*Required work*
Reproduce everything in the data from the line containing "Text: of the" down to the line containing "Text: 5.5: 5.5 bbox=[581, 489, 601, 502]", changing "machine" to "processor" and leaving all else unchanged.

*Materials provided*
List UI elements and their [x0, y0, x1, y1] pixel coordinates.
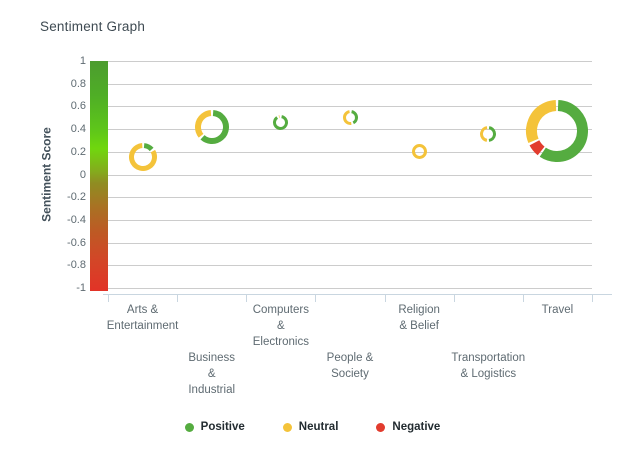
- donut-segment-neutral: [342, 110, 358, 126]
- data-point-donut-religion-belief[interactable]: [411, 143, 428, 160]
- gridline: [108, 265, 592, 267]
- legend-dot-icon-positive: [184, 422, 194, 432]
- data-point-donut-computers-electronics[interactable]: [272, 114, 289, 131]
- gridline: [108, 151, 592, 153]
- x-axis-tick: [246, 294, 248, 302]
- y-tick-label: -0.8: [67, 259, 86, 272]
- x-axis-label-line: & Belief: [399, 320, 439, 332]
- x-axis-label-people-society: People & Society: [295, 350, 405, 382]
- y-tick-label: 0.2: [70, 145, 86, 158]
- gridline: [108, 242, 592, 244]
- data-point-donut-arts-entertainment[interactable]: [128, 142, 158, 172]
- x-axis-tick: [177, 294, 179, 302]
- legend-label: Neutral: [298, 421, 339, 433]
- legend-dot-icon-neutral: [282, 422, 292, 432]
- data-point-donut-travel[interactable]: [525, 99, 589, 163]
- donut-segment-neutral: [411, 144, 427, 160]
- x-axis-label-line: Entertainment: [106, 320, 179, 332]
- donut-segment-positive: [273, 114, 289, 130]
- x-axis-tick: [108, 294, 109, 302]
- sentiment-color-scale-bar: [90, 61, 108, 291]
- y-tick-label: 1: [79, 55, 86, 67]
- legend-item-negative[interactable]: Negative: [376, 421, 440, 433]
- legend-item-positive[interactable]: Positive: [184, 421, 245, 433]
- donut-segment-neutral: [480, 125, 497, 142]
- x-axis-tick: [384, 294, 386, 302]
- x-axis-label-line: Business: [188, 352, 236, 364]
- y-tick-label: -0.4: [67, 213, 86, 226]
- x-axis-label-transportation-logistics: Transportation & Logistics: [433, 350, 543, 382]
- x-axis-label-line: &: [207, 368, 216, 380]
- y-tick-label: -0.2: [67, 191, 86, 204]
- x-axis-line: [103, 294, 612, 295]
- y-tick-label: 0.4: [70, 123, 86, 136]
- x-axis-label-line: Computers: [252, 304, 309, 316]
- x-axis-label-computers-electronics: Computers & Electronics: [226, 302, 336, 350]
- data-point-donut-business-industrial[interactable]: [194, 109, 230, 145]
- legend-dot-icon-negative: [376, 422, 386, 432]
- y-tick-label: -0.6: [67, 236, 86, 249]
- x-axis-tick: [453, 294, 455, 302]
- donut-segment-neutral: [128, 143, 157, 172]
- donut-segment-positive: [480, 125, 497, 142]
- legend-label: Positive: [200, 421, 245, 433]
- gridline: [108, 83, 592, 85]
- x-axis-label-line: People &: [326, 352, 374, 364]
- y-tick-label: 0.6: [70, 100, 86, 113]
- gridline: [108, 106, 592, 108]
- x-axis-label-line: &: [277, 320, 285, 332]
- x-axis-label-arts-entertainment: Arts & Entertainment: [88, 302, 198, 334]
- x-axis-label-religion-belief: Religion & Belief: [364, 302, 474, 334]
- y-tick-label: 0.8: [70, 77, 86, 90]
- x-axis-label-line: & Logistics: [460, 368, 517, 380]
- x-axis-label-line: Industrial: [188, 384, 236, 396]
- chart-title: Sentiment Graph: [40, 19, 146, 34]
- x-axis-label-line: Electronics: [252, 336, 309, 348]
- donut-segment-positive: [526, 100, 589, 163]
- legend: Positive Neutral Negative: [0, 421, 625, 433]
- x-axis-tick: [592, 294, 593, 302]
- x-axis-label-business-industrial: Business & Industrial: [157, 350, 267, 398]
- x-axis-label-line: Travel: [541, 304, 574, 316]
- donut-segment-positive: [128, 143, 157, 172]
- gridline: [108, 129, 592, 131]
- gridline: [108, 174, 592, 176]
- gridline: [108, 219, 592, 221]
- x-axis-label-travel: Travel: [502, 302, 612, 318]
- gridline: [108, 61, 592, 62]
- y-tick-label: 0: [79, 168, 86, 181]
- x-axis-label-line: Society: [331, 368, 369, 380]
- gridline: [108, 197, 592, 199]
- legend-label: Negative: [392, 421, 441, 433]
- x-axis-label-line: Arts &: [126, 304, 159, 316]
- gridline: [108, 288, 592, 289]
- x-axis-label-line: Religion: [398, 304, 440, 316]
- data-point-donut-people-society[interactable]: [342, 109, 359, 126]
- x-axis-tick: [315, 294, 317, 302]
- y-tick-label: -1: [76, 282, 86, 294]
- legend-item-neutral[interactable]: Neutral: [282, 421, 339, 433]
- x-axis-tick: [522, 294, 524, 302]
- x-axis-label-line: Transportation: [451, 352, 526, 364]
- data-point-donut-transportation-logistics[interactable]: [479, 125, 497, 143]
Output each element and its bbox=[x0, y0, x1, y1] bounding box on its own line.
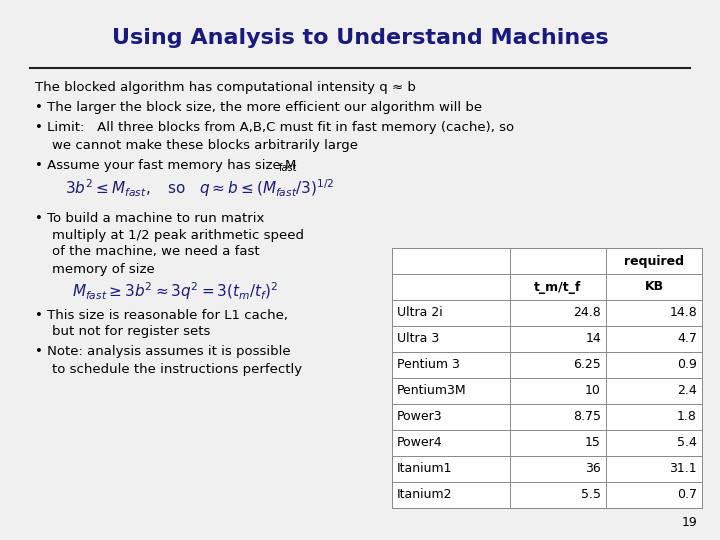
Text: of the machine, we need a fast: of the machine, we need a fast bbox=[52, 246, 260, 259]
Text: 8.75: 8.75 bbox=[573, 410, 601, 423]
Text: 5.5: 5.5 bbox=[581, 489, 601, 502]
Text: $3b^2 \leq M_{fast}$$,$   so   $q \approx b \leq (M_{fast}/3)^{1/2}$: $3b^2 \leq M_{fast}$$,$ so $q \approx b … bbox=[66, 177, 335, 199]
Text: 19: 19 bbox=[682, 516, 698, 529]
Text: Using Analysis to Understand Machines: Using Analysis to Understand Machines bbox=[112, 28, 608, 48]
Text: Itanium2: Itanium2 bbox=[397, 489, 452, 502]
Text: • Limit:   All three blocks from A,B,C must fit in fast memory (cache), so: • Limit: All three blocks from A,B,C mus… bbox=[35, 122, 514, 134]
Text: Ultra 2i: Ultra 2i bbox=[397, 307, 443, 320]
Text: • The larger the block size, the more efficient our algorithm will be: • The larger the block size, the more ef… bbox=[35, 102, 482, 114]
Text: • Assume your fast memory has size M: • Assume your fast memory has size M bbox=[35, 159, 297, 172]
Text: Pentium3M: Pentium3M bbox=[397, 384, 467, 397]
Text: memory of size: memory of size bbox=[52, 262, 155, 275]
Text: The blocked algorithm has computational intensity q ≈ b: The blocked algorithm has computational … bbox=[35, 82, 416, 94]
Text: Power4: Power4 bbox=[397, 436, 443, 449]
Bar bbox=[392, 248, 702, 508]
Text: KB: KB bbox=[644, 280, 664, 294]
Text: t_m/t_f: t_m/t_f bbox=[534, 280, 582, 294]
Text: we cannot make these blocks arbitrarily large: we cannot make these blocks arbitrarily … bbox=[52, 138, 358, 152]
Text: 0.7: 0.7 bbox=[677, 489, 697, 502]
Text: 15: 15 bbox=[585, 436, 601, 449]
Text: 24.8: 24.8 bbox=[573, 307, 601, 320]
Text: Power3: Power3 bbox=[397, 410, 443, 423]
Text: required: required bbox=[624, 254, 684, 267]
Text: 0.9: 0.9 bbox=[677, 359, 697, 372]
Text: • To build a machine to run matrix: • To build a machine to run matrix bbox=[35, 212, 264, 225]
Text: • This size is reasonable for L1 cache,: • This size is reasonable for L1 cache, bbox=[35, 308, 288, 321]
Text: Ultra 3: Ultra 3 bbox=[397, 333, 439, 346]
Text: 14: 14 bbox=[585, 333, 601, 346]
Text: Pentium 3: Pentium 3 bbox=[397, 359, 460, 372]
Text: 36: 36 bbox=[585, 462, 601, 476]
Text: 1.8: 1.8 bbox=[677, 410, 697, 423]
Text: 31.1: 31.1 bbox=[670, 462, 697, 476]
Text: fast: fast bbox=[279, 163, 297, 173]
Text: 5.4: 5.4 bbox=[677, 436, 697, 449]
Text: 14.8: 14.8 bbox=[670, 307, 697, 320]
Text: Itanium1: Itanium1 bbox=[397, 462, 452, 476]
Text: 2.4: 2.4 bbox=[678, 384, 697, 397]
Text: 4.7: 4.7 bbox=[677, 333, 697, 346]
Text: • Note: analysis assumes it is possible: • Note: analysis assumes it is possible bbox=[35, 346, 291, 359]
Text: 6.25: 6.25 bbox=[573, 359, 601, 372]
Text: but not for register sets: but not for register sets bbox=[52, 326, 210, 339]
Text: $M_{fast} \geq 3b^2 \approx 3q^2 = 3(t_m/t_f)^2$: $M_{fast} \geq 3b^2 \approx 3q^2 = 3(t_m… bbox=[72, 280, 278, 302]
Text: multiply at 1/2 peak arithmetic speed: multiply at 1/2 peak arithmetic speed bbox=[52, 228, 304, 241]
Text: 10: 10 bbox=[585, 384, 601, 397]
Text: to schedule the instructions perfectly: to schedule the instructions perfectly bbox=[52, 362, 302, 375]
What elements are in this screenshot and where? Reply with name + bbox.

*Solution to this exercise*
Text: of the processor, we need a fast: of the processor, we need a fast bbox=[52, 246, 260, 259]
Text: 8.75: 8.75 bbox=[573, 410, 601, 423]
Text: 5.5: 5.5 bbox=[581, 489, 601, 502]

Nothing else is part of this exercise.